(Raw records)
========================================
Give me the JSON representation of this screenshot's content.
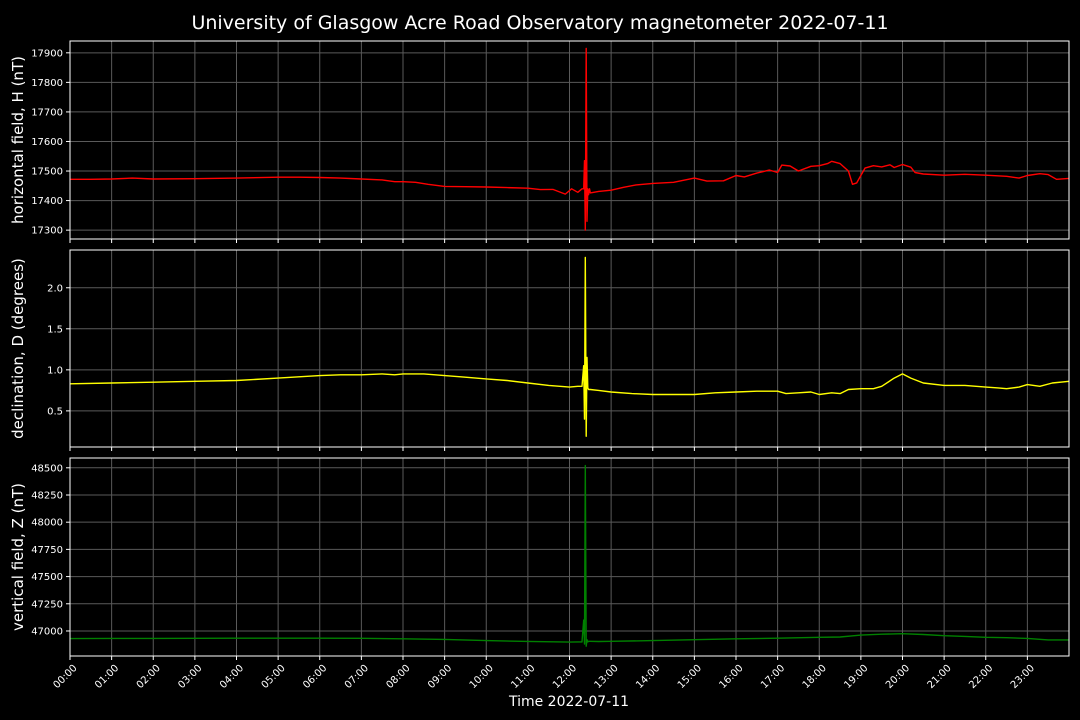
{
  "title": "University of Glasgow Acre Road Observatory magnetometer 2022-07-11",
  "xlabel": "Time 2022-07-11",
  "x_ticks": [
    "00:00",
    "01:00",
    "02:00",
    "03:00",
    "04:00",
    "05:00",
    "06:00",
    "07:00",
    "08:00",
    "09:00",
    "10:00",
    "11:00",
    "12:00",
    "13:00",
    "14:00",
    "15:00",
    "16:00",
    "17:00",
    "18:00",
    "19:00",
    "20:00",
    "21:00",
    "22:00",
    "23:00"
  ],
  "colors": {
    "background": "#000000",
    "axes_edge": "#ffffff",
    "grid": "#5a5a5a",
    "text": "#ffffff"
  },
  "chart_data": [
    {
      "type": "line",
      "ylabel": "horizontal field, H (nT)",
      "color": "#ff0000",
      "grid": true,
      "xlim": [
        0,
        24
      ],
      "ylim": [
        17270,
        17940
      ],
      "yticks": [
        17300,
        17400,
        17500,
        17600,
        17700,
        17800,
        17900
      ],
      "series": [
        {
          "x": [
            0,
            0.5,
            1,
            1.5,
            2,
            3,
            4,
            5,
            5.5,
            6,
            6.5,
            7,
            7.5,
            7.8,
            8,
            8.3,
            8.6,
            9,
            9.5,
            10,
            10.5,
            11,
            11.3,
            11.6,
            11.9,
            12.05,
            12.2,
            12.3,
            12.34,
            12.36,
            12.38,
            12.4,
            12.42,
            12.44,
            12.46,
            12.48,
            12.5,
            12.7,
            13,
            13.3,
            13.6,
            14,
            14.5,
            15,
            15.3,
            15.7,
            16,
            16.2,
            16.5,
            16.8,
            17,
            17.1,
            17.3,
            17.5,
            17.8,
            18,
            18.2,
            18.3,
            18.5,
            18.7,
            18.8,
            18.9,
            19.1,
            19.3,
            19.5,
            19.7,
            19.8,
            20,
            20.2,
            20.3,
            20.5,
            21,
            21.5,
            22,
            22.5,
            22.8,
            23,
            23.3,
            23.5,
            23.7,
            24
          ],
          "y": [
            17472,
            17472,
            17473,
            17476,
            17473,
            17474,
            17476,
            17479,
            17479,
            17478,
            17476,
            17473,
            17470,
            17464,
            17464,
            17462,
            17455,
            17448,
            17447,
            17446,
            17444,
            17442,
            17437,
            17438,
            17422,
            17440,
            17428,
            17440,
            17440,
            17535,
            17300,
            17915,
            17330,
            17440,
            17420,
            17440,
            17426,
            17431,
            17435,
            17445,
            17453,
            17458,
            17462,
            17476,
            17466,
            17467,
            17485,
            17480,
            17493,
            17503,
            17495,
            17520,
            17517,
            17500,
            17516,
            17518,
            17525,
            17533,
            17525,
            17500,
            17455,
            17460,
            17510,
            17518,
            17514,
            17521,
            17512,
            17522,
            17513,
            17495,
            17490,
            17486,
            17489,
            17486,
            17482,
            17476,
            17485,
            17491,
            17488,
            17472,
            17475
          ]
        }
      ]
    },
    {
      "type": "line",
      "ylabel": "declination, D (degrees)",
      "color": "#ffff00",
      "grid": true,
      "xlim": [
        0,
        24
      ],
      "ylim": [
        0.06,
        2.46
      ],
      "yticks": [
        0.5,
        1.0,
        1.5,
        2.0
      ],
      "ytick_labels": [
        "0.5",
        "1.0",
        "1.5",
        "2.0"
      ],
      "series": [
        {
          "x": [
            0,
            1,
            2,
            3,
            4,
            5,
            6,
            6.5,
            7,
            7.5,
            7.8,
            8,
            8.5,
            9,
            9.5,
            10,
            10.5,
            11,
            11.5,
            12,
            12.2,
            12.3,
            12.34,
            12.36,
            12.38,
            12.4,
            12.42,
            12.44,
            12.46,
            12.5,
            12.7,
            13,
            13.5,
            14,
            14.5,
            15,
            15.5,
            16,
            16.5,
            17,
            17.2,
            17.5,
            17.8,
            18,
            18.3,
            18.5,
            18.7,
            19,
            19.3,
            19.5,
            19.8,
            20,
            20.2,
            20.5,
            21,
            21.5,
            22,
            22.3,
            22.5,
            22.8,
            23,
            23.3,
            23.6,
            24
          ],
          "y": [
            0.83,
            0.84,
            0.85,
            0.86,
            0.87,
            0.9,
            0.93,
            0.94,
            0.94,
            0.95,
            0.94,
            0.95,
            0.95,
            0.93,
            0.91,
            0.89,
            0.87,
            0.84,
            0.81,
            0.79,
            0.8,
            0.8,
            1.05,
            0.4,
            2.37,
            0.19,
            1.15,
            0.78,
            0.76,
            0.76,
            0.75,
            0.73,
            0.71,
            0.7,
            0.7,
            0.7,
            0.72,
            0.73,
            0.74,
            0.74,
            0.71,
            0.72,
            0.73,
            0.7,
            0.72,
            0.71,
            0.76,
            0.77,
            0.77,
            0.8,
            0.9,
            0.95,
            0.9,
            0.84,
            0.81,
            0.81,
            0.79,
            0.78,
            0.77,
            0.79,
            0.82,
            0.8,
            0.84,
            0.86
          ]
        }
      ]
    },
    {
      "type": "line",
      "ylabel": "vertical field, Z (nT)",
      "color": "#008000",
      "grid": true,
      "xlim": [
        0,
        24
      ],
      "ylim": [
        46770,
        48590
      ],
      "yticks": [
        47000,
        47250,
        47500,
        47750,
        48000,
        48250,
        48500
      ],
      "series": [
        {
          "x": [
            0,
            1,
            2,
            3,
            4,
            5,
            6,
            7,
            8,
            9,
            10,
            11,
            12,
            12.2,
            12.3,
            12.34,
            12.36,
            12.38,
            12.4,
            12.42,
            12.44,
            12.46,
            12.5,
            12.7,
            13,
            14,
            15,
            16,
            17,
            18,
            18.5,
            19,
            19.5,
            20,
            20.5,
            21,
            21.5,
            22,
            22.5,
            23,
            23.5,
            24
          ],
          "y": [
            46930,
            46932,
            46932,
            46933,
            46934,
            46934,
            46934,
            46933,
            46928,
            46923,
            46912,
            46904,
            46898,
            46900,
            46900,
            47100,
            46880,
            48520,
            46860,
            46920,
            46900,
            46905,
            46905,
            46903,
            46905,
            46912,
            46920,
            46928,
            46934,
            46942,
            46945,
            46962,
            46970,
            46975,
            46968,
            46957,
            46950,
            46942,
            46938,
            46932,
            46918,
            46918
          ]
        }
      ]
    }
  ]
}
========================================
* Request:
In the listing above, how many lines include the word "ylabel"? Answer with the number and nothing more.

* Correct answer:
3